**EXERCISE DESCRIPTION**
Translate this sentence from the album review into Spanish: "The second half opens with Tears, a beautiful anomaly in many ways – piano led and slower paced, with strings and brass appearing as it progresses."

**SELECTED PASSAGE**

____________

Don’t Look Back is the other Gerry Love-authored song on the first half and it’s very much the engine room of the album. If it was a footballer it would be the unseen, unsung hero – not as high profile or highly paid as some of its teammates but still utterly indispensable – a view attested by its ever-present appearance in setlists over the subsequent twenty plus years.
The second half opens with Tears, a beautiful anomaly in many ways – piano led and slower paced, with strings and brass appearing as it progresses. That it’s followed by the chiming Discolite, one of their most overtly power-pop moments, is testament to the subtle variety found on the album. Say No meanwhile is the most spacious track on the album, benefitting from some pleasingly structured musical punctuation and McGinley’s other song on this side, I Gotta Know, further confirms the view that he’s “very much the George Harrison of the band” (copyright fellow musicOMH writer, Dan Paton).

____________

**DATA SUPPLIED**
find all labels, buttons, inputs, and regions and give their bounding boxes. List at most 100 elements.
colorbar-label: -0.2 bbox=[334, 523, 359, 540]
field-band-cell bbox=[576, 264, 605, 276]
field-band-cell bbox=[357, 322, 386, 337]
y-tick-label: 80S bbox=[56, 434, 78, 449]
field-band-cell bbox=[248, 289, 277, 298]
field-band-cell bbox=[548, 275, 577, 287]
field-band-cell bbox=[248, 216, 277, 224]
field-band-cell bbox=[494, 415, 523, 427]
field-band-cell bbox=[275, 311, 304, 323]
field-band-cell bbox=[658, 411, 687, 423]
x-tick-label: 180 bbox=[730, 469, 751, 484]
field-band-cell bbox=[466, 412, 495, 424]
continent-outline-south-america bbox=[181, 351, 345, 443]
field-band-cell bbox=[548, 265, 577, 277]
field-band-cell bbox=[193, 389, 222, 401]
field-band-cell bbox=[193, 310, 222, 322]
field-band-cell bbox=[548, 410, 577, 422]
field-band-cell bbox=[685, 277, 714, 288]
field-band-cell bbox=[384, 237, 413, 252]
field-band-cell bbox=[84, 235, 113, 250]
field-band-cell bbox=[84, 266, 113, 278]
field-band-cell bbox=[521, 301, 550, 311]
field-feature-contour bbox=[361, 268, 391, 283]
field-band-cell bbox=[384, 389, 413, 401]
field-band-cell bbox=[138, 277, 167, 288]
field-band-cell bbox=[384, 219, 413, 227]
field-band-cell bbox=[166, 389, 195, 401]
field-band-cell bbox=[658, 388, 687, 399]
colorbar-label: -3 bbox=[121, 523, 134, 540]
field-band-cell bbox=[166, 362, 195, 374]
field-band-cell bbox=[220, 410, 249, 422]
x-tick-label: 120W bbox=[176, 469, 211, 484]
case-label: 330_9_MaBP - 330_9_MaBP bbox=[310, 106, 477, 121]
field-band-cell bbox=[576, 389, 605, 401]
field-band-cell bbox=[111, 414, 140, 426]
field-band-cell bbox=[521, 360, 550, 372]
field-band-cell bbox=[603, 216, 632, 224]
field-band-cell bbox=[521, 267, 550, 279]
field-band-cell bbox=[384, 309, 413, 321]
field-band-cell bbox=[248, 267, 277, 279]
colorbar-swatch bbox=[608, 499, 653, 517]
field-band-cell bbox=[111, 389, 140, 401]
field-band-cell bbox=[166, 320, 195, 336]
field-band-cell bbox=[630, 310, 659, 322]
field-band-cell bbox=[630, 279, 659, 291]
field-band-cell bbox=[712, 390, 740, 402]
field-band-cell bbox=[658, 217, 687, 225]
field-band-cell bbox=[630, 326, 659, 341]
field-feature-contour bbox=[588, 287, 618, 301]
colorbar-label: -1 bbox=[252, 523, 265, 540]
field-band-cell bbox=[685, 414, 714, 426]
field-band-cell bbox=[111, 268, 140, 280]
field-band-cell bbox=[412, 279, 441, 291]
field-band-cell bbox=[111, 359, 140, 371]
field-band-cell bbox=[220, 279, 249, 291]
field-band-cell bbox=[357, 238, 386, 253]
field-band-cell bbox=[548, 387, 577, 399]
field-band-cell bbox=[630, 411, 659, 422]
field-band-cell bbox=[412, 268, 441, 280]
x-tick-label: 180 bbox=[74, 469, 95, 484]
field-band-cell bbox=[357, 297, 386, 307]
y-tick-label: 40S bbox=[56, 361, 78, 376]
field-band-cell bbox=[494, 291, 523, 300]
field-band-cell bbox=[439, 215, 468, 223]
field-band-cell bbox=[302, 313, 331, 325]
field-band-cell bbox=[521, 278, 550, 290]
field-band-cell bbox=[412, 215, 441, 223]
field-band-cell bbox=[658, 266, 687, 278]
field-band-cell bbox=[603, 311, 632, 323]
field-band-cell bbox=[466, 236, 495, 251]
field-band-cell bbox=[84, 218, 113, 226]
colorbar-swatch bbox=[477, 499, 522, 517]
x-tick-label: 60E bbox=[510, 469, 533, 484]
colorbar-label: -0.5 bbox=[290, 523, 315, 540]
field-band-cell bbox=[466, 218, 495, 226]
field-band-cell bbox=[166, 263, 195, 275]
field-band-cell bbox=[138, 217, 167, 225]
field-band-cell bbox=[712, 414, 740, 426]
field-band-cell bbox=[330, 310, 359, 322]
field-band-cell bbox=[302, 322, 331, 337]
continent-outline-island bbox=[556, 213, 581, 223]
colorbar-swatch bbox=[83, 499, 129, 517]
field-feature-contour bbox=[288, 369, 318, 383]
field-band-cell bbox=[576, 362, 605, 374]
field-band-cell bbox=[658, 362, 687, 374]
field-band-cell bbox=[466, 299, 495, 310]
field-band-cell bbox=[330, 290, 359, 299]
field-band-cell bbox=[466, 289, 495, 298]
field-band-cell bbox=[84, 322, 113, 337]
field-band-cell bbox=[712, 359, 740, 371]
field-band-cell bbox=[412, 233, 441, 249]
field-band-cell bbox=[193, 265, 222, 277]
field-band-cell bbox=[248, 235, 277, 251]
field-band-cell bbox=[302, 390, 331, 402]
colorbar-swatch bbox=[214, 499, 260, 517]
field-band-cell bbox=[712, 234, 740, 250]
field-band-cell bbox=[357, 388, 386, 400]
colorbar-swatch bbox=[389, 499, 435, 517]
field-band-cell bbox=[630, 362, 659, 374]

____________

**SOLUTION BELOW**
La segunda mitad comienza con Tears, una hermosa anomalía en muchos sentidos: guiada por el piano y de ritmo más lento, con cuerdas y metales que van apareciendo a medida que avanza.